* THE EXERCISE *
Every line that contains the word "назначения" should be copied.
===== STORED RECORDS =====
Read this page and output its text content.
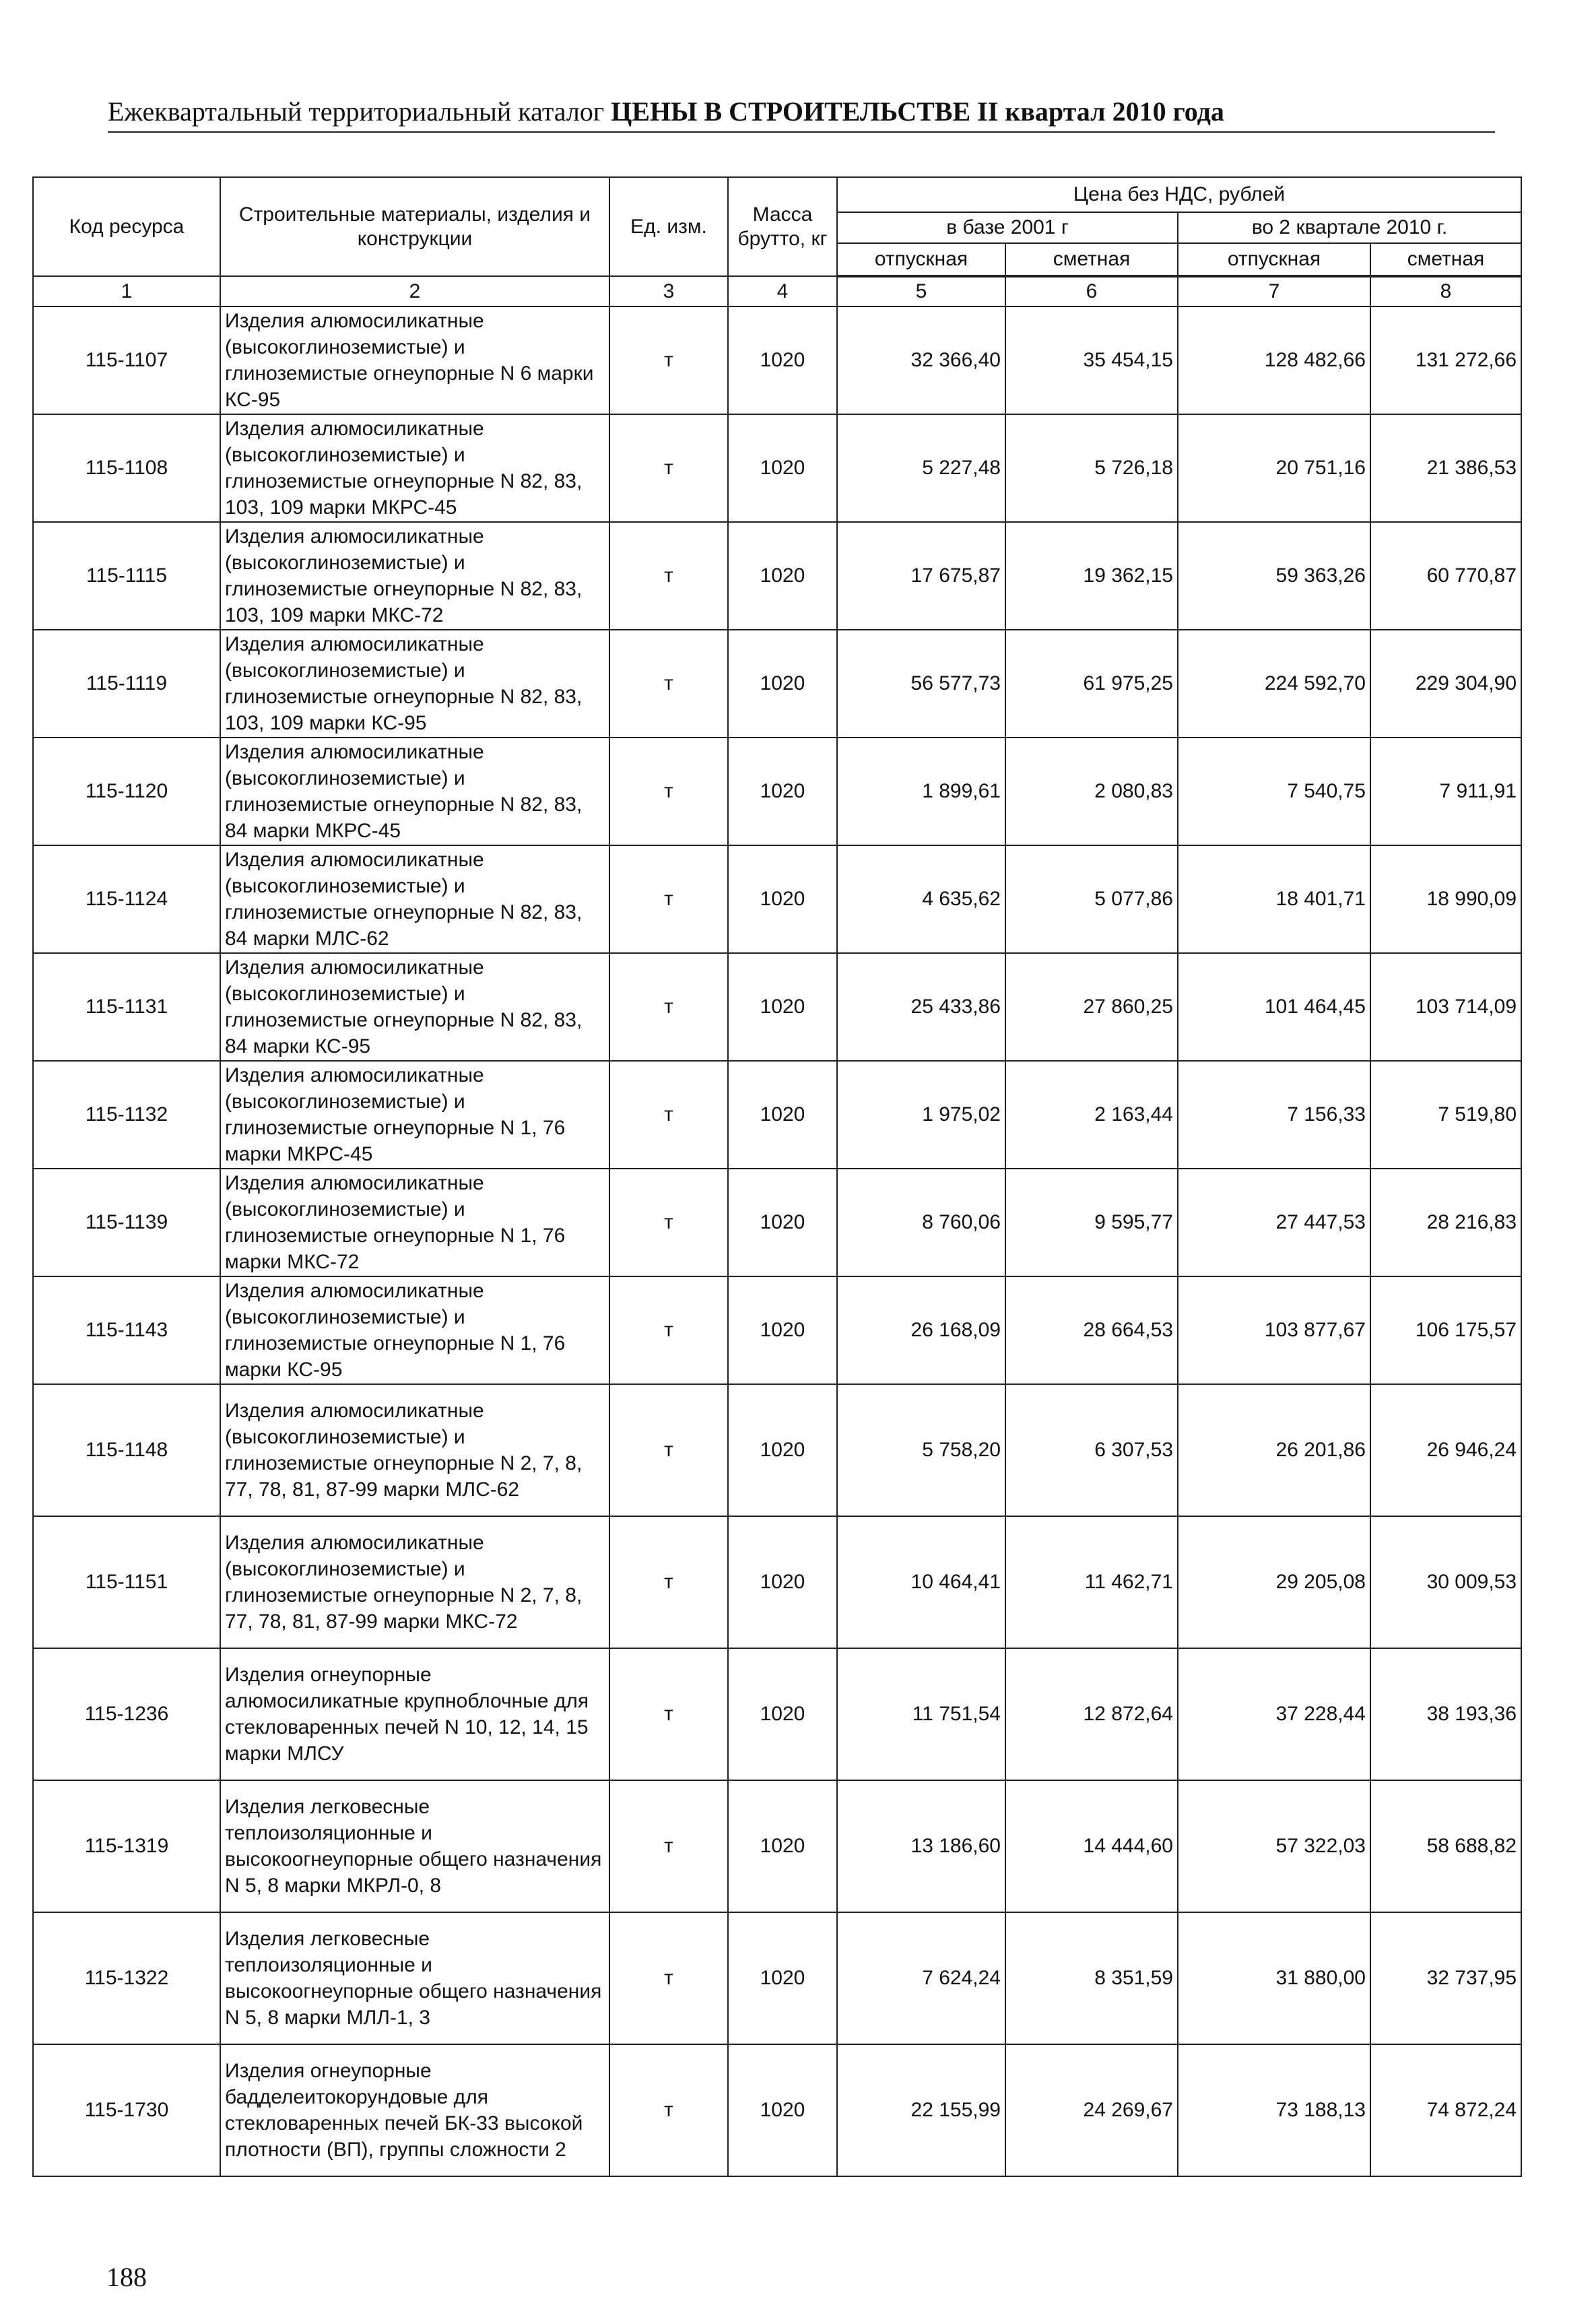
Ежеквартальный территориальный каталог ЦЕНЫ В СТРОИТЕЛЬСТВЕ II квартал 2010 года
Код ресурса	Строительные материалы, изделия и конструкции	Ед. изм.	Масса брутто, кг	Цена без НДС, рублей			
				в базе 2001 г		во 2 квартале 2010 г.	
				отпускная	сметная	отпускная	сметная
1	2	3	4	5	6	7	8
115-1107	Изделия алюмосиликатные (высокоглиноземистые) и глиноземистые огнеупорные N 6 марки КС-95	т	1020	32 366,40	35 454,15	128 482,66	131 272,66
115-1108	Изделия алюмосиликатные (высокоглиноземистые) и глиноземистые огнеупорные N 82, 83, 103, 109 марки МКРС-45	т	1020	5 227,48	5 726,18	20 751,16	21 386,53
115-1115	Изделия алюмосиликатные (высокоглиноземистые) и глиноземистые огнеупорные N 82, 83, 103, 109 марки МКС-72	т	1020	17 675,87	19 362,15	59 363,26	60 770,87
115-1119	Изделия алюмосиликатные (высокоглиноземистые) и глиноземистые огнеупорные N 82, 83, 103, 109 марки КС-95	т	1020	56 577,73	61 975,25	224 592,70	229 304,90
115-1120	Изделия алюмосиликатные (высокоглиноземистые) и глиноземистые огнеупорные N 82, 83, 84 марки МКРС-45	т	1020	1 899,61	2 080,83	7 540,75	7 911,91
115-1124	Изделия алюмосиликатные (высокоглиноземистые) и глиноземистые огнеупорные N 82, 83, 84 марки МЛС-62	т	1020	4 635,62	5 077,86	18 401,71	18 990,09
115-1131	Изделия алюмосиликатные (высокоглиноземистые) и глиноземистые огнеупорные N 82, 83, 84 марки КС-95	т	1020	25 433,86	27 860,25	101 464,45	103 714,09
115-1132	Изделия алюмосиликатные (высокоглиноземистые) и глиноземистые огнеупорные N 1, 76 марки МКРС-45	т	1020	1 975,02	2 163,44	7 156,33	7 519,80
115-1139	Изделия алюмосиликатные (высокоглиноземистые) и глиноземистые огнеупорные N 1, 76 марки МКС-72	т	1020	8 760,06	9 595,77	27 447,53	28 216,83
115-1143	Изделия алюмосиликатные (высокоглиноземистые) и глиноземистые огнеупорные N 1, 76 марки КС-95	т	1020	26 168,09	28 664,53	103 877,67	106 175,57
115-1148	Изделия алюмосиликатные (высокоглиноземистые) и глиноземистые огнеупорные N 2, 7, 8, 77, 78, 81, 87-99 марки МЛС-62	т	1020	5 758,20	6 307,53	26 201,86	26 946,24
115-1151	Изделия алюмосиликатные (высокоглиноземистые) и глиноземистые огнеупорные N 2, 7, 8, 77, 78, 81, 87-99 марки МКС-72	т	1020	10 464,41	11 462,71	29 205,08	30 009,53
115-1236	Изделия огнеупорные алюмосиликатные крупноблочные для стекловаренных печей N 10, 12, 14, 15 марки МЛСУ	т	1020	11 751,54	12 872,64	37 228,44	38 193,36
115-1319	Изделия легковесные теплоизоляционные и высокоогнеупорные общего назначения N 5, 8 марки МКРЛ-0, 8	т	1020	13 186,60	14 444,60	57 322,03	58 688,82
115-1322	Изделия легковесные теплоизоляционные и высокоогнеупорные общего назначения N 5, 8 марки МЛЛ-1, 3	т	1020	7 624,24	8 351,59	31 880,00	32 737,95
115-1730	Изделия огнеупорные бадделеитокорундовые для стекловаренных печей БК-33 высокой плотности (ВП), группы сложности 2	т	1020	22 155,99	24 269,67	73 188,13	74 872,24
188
=====
===== STORED RECORDS =====
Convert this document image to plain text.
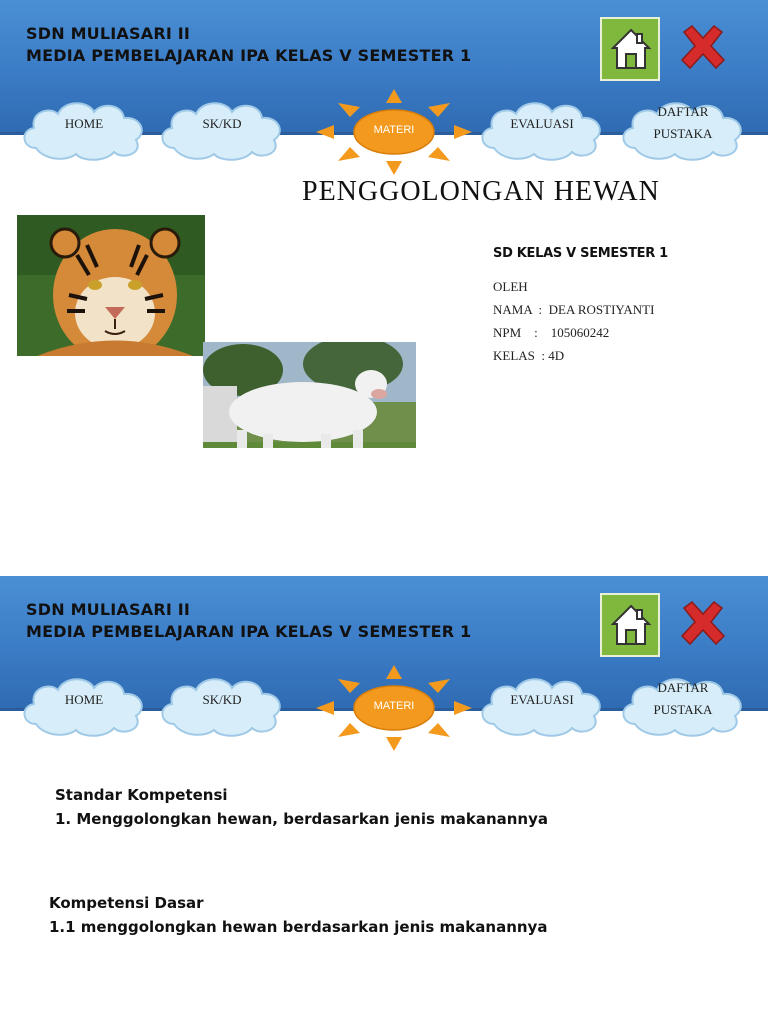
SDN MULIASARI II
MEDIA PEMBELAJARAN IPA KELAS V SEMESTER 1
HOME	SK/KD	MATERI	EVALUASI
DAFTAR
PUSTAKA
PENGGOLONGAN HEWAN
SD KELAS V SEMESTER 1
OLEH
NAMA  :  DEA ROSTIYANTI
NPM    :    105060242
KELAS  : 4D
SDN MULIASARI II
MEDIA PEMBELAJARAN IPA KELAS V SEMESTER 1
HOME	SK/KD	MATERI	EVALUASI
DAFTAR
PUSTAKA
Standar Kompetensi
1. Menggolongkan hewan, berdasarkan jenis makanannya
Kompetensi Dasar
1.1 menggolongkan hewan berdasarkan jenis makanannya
=====
===== STORED RECORDS =====
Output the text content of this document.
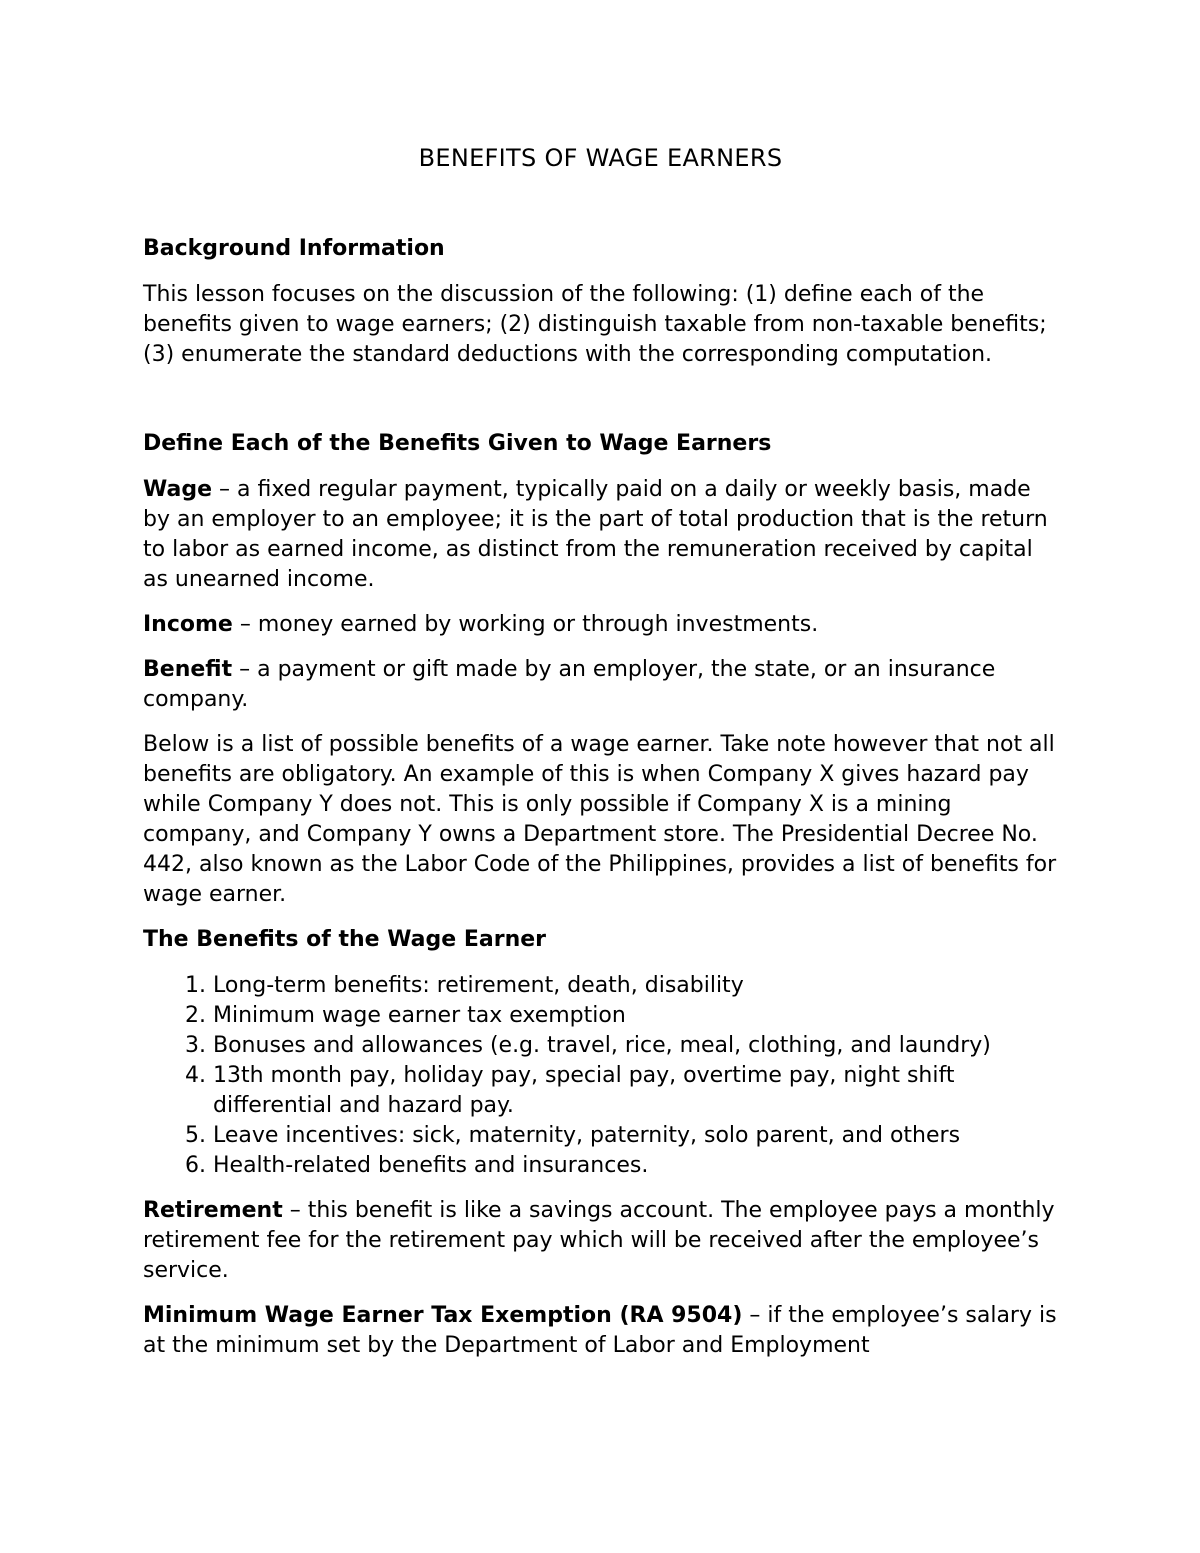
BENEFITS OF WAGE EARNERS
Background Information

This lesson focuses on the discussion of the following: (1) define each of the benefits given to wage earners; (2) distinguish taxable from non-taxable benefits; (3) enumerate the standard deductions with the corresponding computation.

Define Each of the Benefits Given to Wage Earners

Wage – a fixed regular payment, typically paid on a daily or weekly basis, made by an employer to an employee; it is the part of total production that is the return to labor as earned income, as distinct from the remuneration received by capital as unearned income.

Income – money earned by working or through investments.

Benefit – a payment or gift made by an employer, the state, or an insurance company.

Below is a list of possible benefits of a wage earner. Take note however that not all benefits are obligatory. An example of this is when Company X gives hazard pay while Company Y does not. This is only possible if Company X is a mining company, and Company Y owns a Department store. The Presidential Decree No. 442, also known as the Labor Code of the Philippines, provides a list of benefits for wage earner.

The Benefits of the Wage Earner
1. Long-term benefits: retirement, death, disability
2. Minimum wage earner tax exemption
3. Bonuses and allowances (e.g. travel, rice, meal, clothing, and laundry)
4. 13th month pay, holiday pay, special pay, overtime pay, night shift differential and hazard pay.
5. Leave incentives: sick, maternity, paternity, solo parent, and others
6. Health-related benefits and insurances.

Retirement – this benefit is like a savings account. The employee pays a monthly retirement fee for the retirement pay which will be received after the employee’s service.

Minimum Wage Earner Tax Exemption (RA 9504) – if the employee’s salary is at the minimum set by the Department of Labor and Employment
=====
* OUTPUT OF THE EXERCISE *
115-1319	Изделия легковесные теплоизоляционные и высокоогнеупорные общего назначения N 5, 8 марки МКРЛ-0, 8	т	1020	13 186,60	14 444,60	57 322,03	58 688,82
115-1322	Изделия легковесные теплоизоляционные и высокоогнеупорные общего назначения N 5, 8 марки МЛЛ-1, 3	т	1020	7 624,24	8 351,59	31 880,00	32 737,95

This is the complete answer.